◆ About this task
Each record below is to be retyped exactly, with its pictures omitted.
'''
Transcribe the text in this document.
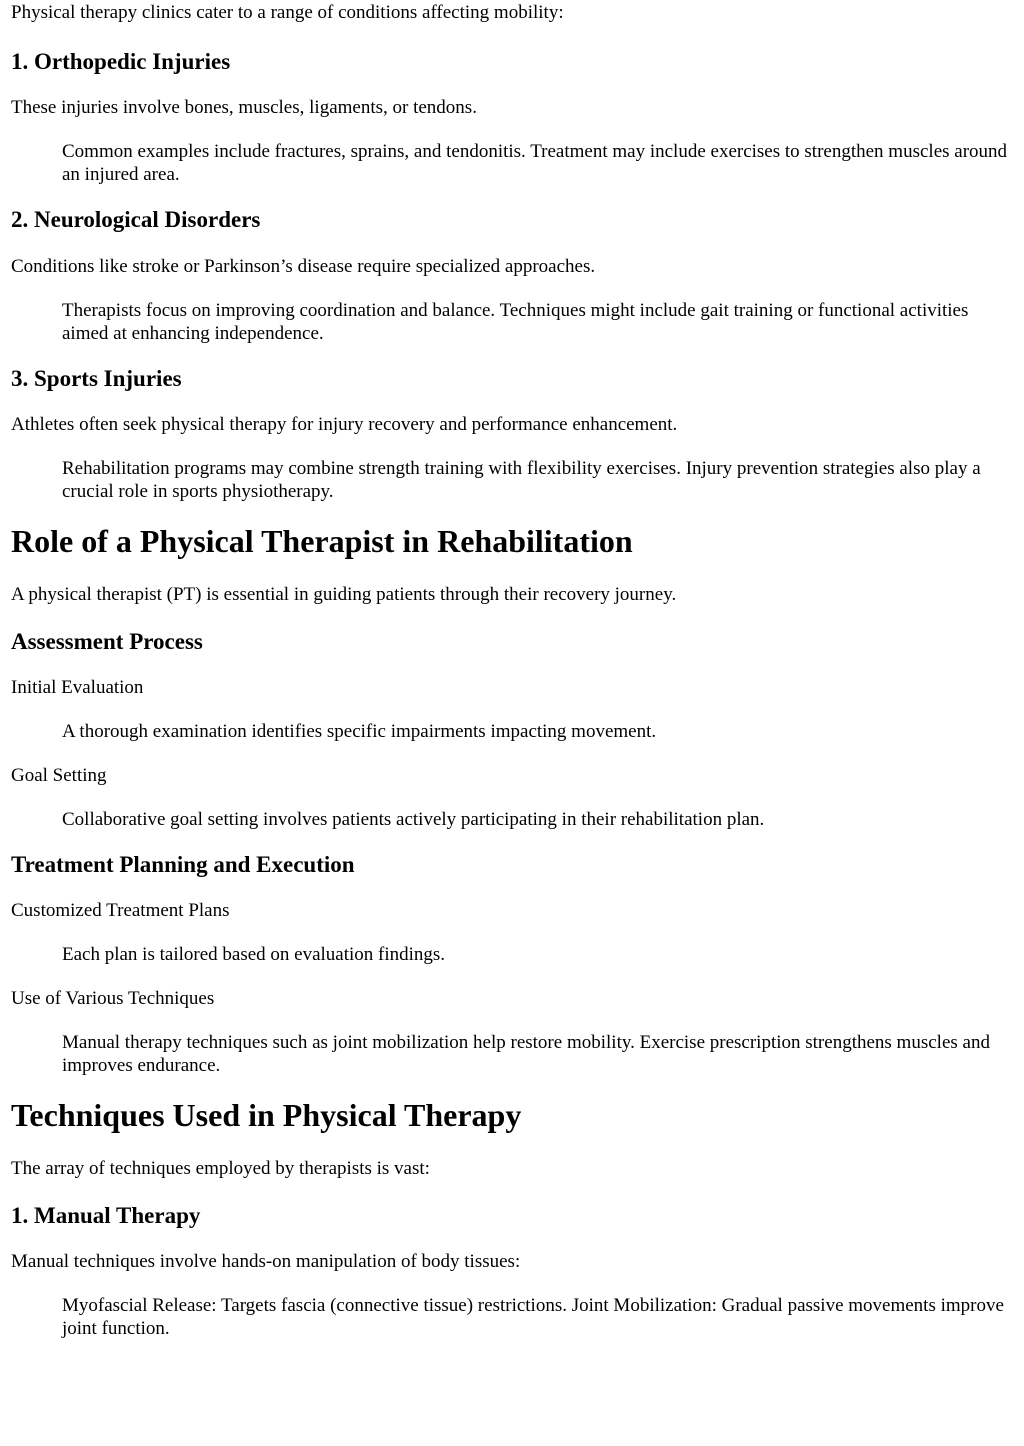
Physical therapy clinics cater to a range of conditions affecting mobility:

1. Orthopedic Injuries

These injuries involve bones, muscles, ligaments, or tendons.

Common examples include fractures, sprains, and tendonitis. Treatment may include exercises to strengthen muscles around an injured area.
2. Neurological Disorders

Conditions like stroke or Parkinson’s disease require specialized approaches.

Therapists focus on improving coordination and balance. Techniques might include gait training or functional activities aimed at enhancing independence.
3. Sports Injuries

Athletes often seek physical therapy for injury recovery and performance enhancement.

Rehabilitation programs may combine strength training with flexibility exercises. Injury prevention strategies also play a crucial role in sports physiotherapy.
Role of a Physical Therapist in Rehabilitation

A physical therapist (PT) is essential in guiding patients through their recovery journey.

Assessment Process

Initial Evaluation

A thorough examination identifies specific impairments impacting movement.

Goal Setting

Collaborative goal setting involves patients actively participating in their rehabilitation plan.
Treatment Planning and Execution

Customized Treatment Plans

Each plan is tailored based on evaluation findings.

Use of Various Techniques

Manual therapy techniques such as joint mobilization help restore mobility. Exercise prescription strengthens muscles and improves endurance.
Techniques Used in Physical Therapy

The array of techniques employed by therapists is vast:

1. Manual Therapy

Manual techniques involve hands-on manipulation of body tissues:

Myofascial Release: Targets fascia (connective tissue) restrictions. Joint Mobilization: Gradual passive movements improve joint function.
'''
◆ Answer
Transcribe the text in this document.
Physical therapy clinics cater to a range of conditions affecting mobility:

1. Orthopedic Injuries

These injuries involve bones, muscles, ligaments, or tendons.

Common examples include fractures, sprains, and tendonitis. Treatment may include exercises to strengthen muscles around an injured area.
2. Neurological Disorders

Conditions like stroke or Parkinson’s disease require specialized approaches.

Therapists focus on improving coordination and balance. Techniques might include gait training or functional activities aimed at enhancing independence.
3. Sports Injuries

Athletes often seek physical therapy for injury recovery and performance enhancement.

Rehabilitation programs may combine strength training with flexibility exercises. Injury prevention strategies also play a crucial role in sports physiotherapy.
Role of a Physical Therapist in Rehabilitation

A physical therapist (PT) is essential in guiding patients through their recovery journey.

Assessment Process

Initial Evaluation

A thorough examination identifies specific impairments impacting movement.

Goal Setting

Collaborative goal setting involves patients actively participating in their rehabilitation plan.
Treatment Planning and Execution

Customized Treatment Plans

Each plan is tailored based on evaluation findings.

Use of Various Techniques

Manual therapy techniques such as joint mobilization help restore mobility. Exercise prescription strengthens muscles and improves endurance.
Techniques Used in Physical Therapy

The array of techniques employed by therapists is vast:

1. Manual Therapy

Manual techniques involve hands-on manipulation of body tissues:

Myofascial Release: Targets fascia (connective tissue) restrictions. Joint Mobilization: Gradual passive movements improve joint function.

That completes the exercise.